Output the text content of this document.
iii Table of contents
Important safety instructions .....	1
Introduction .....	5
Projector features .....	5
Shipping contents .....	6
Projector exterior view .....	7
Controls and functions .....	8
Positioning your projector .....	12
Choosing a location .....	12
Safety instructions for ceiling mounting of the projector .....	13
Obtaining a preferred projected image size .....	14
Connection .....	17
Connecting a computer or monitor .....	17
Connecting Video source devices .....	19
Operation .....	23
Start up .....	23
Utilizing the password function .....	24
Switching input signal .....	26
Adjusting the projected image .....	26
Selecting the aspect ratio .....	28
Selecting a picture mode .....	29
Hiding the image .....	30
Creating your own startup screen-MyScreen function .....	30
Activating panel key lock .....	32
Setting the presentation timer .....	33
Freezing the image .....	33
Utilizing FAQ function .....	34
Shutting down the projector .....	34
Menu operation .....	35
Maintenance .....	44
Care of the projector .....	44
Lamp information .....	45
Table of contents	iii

---

Copy all the records above exactly, missing none.

Output the text content of this document.
iii Table of contents
Important safety instructions .....	1
Introduction .....	5
Projector features .....	5
Shipping contents .....	6
Projector exterior view .....	7
Controls and functions .....	8
Positioning your projector .....	12
Choosing a location .....	12
Safety instructions for ceiling mounting of the projector .....	13
Obtaining a preferred projected image size .....	14
Connection .....	17
Connecting a computer or monitor .....	17
Connecting Video source devices .....	19
Operation .....	23
Start up .....	23
Utilizing the password function .....	24
Switching input signal .....	26
Adjusting the projected image .....	26
Selecting the aspect ratio .....	28
Selecting a picture mode .....	29
Hiding the image .....	30
Creating your own startup screen-MyScreen function .....	30
Activating panel key lock .....	32
Setting the presentation timer .....	33
Freezing the image .....	33
Utilizing FAQ function .....	34
Shutting down the projector .....	34
Menu operation .....	35
Maintenance .....	44
Care of the projector .....	44
Lamp information .....	45
Table of contents	iii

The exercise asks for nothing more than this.